START DATA SHOWN
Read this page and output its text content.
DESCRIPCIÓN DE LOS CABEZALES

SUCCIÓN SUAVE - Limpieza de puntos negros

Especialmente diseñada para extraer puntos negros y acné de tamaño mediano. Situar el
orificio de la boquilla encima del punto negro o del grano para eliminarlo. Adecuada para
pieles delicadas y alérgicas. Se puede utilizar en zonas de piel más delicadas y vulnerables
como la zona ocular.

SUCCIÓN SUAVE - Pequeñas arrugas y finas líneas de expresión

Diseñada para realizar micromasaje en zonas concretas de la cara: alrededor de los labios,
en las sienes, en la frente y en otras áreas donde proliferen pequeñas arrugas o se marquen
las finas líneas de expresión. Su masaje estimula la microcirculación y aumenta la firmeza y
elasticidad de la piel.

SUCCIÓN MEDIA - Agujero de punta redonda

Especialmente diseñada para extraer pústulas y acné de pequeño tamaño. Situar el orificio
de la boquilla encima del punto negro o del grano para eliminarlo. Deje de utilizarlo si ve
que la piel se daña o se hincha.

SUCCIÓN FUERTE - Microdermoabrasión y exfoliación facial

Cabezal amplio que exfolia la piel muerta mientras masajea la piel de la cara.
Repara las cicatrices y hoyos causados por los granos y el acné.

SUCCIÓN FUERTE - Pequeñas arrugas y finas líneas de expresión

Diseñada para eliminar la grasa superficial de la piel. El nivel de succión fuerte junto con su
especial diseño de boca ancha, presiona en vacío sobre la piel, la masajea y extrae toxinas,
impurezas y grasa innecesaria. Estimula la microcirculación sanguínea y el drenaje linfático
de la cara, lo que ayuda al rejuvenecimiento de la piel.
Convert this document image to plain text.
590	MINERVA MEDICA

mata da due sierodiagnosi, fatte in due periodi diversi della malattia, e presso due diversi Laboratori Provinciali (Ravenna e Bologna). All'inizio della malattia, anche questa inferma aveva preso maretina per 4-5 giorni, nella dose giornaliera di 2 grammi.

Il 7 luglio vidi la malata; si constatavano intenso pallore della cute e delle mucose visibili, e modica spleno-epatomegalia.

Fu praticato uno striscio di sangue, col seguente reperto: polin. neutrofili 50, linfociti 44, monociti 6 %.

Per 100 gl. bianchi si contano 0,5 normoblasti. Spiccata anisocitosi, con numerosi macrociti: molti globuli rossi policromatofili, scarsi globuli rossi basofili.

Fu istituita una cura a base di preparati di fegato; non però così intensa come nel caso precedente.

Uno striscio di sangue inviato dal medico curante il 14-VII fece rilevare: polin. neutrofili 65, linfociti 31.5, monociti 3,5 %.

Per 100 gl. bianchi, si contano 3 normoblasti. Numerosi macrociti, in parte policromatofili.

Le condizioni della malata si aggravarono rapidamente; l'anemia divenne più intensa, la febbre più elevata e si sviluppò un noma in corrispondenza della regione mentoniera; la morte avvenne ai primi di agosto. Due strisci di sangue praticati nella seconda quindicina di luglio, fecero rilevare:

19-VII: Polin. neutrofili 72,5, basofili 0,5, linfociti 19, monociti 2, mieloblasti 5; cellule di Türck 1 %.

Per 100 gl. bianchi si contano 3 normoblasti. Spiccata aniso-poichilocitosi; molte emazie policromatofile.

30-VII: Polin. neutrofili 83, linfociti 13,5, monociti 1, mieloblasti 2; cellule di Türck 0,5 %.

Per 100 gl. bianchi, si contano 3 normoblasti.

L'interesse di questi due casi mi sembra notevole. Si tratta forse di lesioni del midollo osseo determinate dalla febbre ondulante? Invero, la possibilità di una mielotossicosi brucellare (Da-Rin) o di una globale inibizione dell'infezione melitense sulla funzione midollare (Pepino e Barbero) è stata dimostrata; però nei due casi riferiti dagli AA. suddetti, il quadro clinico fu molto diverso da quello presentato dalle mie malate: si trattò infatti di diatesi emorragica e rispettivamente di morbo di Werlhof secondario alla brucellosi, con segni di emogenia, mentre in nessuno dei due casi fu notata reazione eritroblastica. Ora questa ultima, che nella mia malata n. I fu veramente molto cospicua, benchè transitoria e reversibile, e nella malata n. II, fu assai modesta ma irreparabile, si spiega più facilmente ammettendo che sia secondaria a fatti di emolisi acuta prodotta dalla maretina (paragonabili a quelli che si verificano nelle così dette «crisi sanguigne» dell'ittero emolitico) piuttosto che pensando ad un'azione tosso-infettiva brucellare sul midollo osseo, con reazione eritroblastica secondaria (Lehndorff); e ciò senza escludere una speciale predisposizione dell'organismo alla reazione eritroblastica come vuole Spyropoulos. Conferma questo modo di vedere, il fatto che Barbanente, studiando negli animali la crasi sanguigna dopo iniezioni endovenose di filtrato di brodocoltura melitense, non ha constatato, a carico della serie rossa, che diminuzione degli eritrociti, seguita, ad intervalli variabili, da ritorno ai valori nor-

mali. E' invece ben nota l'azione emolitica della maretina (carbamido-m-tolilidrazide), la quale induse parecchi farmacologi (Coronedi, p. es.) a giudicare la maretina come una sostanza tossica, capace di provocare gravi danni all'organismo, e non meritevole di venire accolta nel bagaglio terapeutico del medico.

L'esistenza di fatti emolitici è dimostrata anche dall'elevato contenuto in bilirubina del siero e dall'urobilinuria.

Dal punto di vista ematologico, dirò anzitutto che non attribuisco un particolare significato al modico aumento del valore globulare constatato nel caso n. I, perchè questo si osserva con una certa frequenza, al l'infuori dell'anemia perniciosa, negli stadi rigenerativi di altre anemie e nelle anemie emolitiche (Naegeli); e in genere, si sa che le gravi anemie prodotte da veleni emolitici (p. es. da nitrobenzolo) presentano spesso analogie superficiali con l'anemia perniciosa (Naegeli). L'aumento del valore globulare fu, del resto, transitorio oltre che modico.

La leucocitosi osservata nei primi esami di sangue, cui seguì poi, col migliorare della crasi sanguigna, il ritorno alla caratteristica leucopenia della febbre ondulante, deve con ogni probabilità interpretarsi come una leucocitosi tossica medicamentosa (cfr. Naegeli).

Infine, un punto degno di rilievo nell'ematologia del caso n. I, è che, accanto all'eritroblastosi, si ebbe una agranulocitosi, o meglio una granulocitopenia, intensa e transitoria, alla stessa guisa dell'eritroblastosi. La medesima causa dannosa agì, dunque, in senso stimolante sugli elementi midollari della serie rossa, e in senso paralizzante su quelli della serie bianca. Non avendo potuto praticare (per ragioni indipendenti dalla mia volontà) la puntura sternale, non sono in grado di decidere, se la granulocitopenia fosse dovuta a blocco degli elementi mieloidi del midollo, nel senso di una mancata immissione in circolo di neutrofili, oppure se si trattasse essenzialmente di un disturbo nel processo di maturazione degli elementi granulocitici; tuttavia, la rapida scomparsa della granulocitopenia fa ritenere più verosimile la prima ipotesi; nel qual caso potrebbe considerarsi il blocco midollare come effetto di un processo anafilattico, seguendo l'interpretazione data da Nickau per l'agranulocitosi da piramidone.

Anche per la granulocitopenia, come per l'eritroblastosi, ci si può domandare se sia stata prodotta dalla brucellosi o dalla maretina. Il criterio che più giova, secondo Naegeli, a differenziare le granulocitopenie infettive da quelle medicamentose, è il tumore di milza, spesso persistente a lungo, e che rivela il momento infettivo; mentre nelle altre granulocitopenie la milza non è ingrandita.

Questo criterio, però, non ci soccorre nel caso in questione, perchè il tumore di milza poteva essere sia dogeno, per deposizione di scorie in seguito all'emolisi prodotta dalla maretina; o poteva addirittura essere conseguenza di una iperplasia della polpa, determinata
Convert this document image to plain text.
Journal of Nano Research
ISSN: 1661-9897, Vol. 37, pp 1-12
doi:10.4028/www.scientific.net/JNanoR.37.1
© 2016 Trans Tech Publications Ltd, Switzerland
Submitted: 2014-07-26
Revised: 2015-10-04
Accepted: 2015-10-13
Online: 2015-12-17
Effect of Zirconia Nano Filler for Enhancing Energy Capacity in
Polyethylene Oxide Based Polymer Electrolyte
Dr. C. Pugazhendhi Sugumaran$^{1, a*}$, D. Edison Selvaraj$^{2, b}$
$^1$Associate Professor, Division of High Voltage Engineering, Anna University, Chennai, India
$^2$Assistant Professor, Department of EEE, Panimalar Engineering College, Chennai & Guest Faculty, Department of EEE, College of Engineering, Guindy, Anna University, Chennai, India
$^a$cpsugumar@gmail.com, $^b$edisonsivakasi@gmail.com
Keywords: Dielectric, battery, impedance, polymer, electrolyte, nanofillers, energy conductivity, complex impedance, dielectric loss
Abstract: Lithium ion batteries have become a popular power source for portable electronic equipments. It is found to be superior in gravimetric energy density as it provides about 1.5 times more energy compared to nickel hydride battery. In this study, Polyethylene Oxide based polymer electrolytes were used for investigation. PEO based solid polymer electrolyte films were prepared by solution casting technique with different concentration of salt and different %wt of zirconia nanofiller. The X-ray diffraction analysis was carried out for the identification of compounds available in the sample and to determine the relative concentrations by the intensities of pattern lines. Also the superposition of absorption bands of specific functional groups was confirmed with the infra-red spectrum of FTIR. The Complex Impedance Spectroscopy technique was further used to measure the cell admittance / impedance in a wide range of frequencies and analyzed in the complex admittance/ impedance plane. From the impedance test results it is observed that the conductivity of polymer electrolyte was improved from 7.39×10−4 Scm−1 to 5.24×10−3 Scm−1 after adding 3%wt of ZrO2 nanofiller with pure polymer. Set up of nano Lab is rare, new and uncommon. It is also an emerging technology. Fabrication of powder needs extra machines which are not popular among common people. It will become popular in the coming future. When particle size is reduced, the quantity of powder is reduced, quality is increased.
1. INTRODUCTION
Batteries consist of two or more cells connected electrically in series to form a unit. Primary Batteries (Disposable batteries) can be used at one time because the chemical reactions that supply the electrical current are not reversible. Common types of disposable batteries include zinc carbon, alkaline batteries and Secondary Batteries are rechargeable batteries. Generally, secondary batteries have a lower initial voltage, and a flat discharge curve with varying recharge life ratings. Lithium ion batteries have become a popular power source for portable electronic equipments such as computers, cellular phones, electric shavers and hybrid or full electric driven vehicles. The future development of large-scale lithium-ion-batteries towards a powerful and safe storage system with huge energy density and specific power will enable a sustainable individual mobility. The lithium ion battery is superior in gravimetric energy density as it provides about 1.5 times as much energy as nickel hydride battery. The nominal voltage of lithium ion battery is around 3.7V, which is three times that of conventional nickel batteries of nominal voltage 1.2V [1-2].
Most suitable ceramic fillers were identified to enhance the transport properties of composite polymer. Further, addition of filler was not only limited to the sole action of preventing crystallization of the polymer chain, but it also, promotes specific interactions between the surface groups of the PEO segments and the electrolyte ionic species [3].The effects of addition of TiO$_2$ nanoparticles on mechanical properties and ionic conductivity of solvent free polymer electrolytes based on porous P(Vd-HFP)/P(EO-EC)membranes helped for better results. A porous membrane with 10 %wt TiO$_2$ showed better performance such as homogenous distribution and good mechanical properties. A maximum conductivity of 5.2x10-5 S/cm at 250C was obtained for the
END DATA SHOWN
Using the listing above, report each line that mentions the word "cellule".

PROBLEM SOLUTION:
19-VII: Polin. neutrofili 72,5, basofili 0,5, linfociti 19, monociti 2, mieloblasti 5; cellule di Türck 1 %.
30-VII: Polin. neutrofili 83, linfociti 13,5, monociti 1, mieloblasti 2; cellule di Türck 0,5 %.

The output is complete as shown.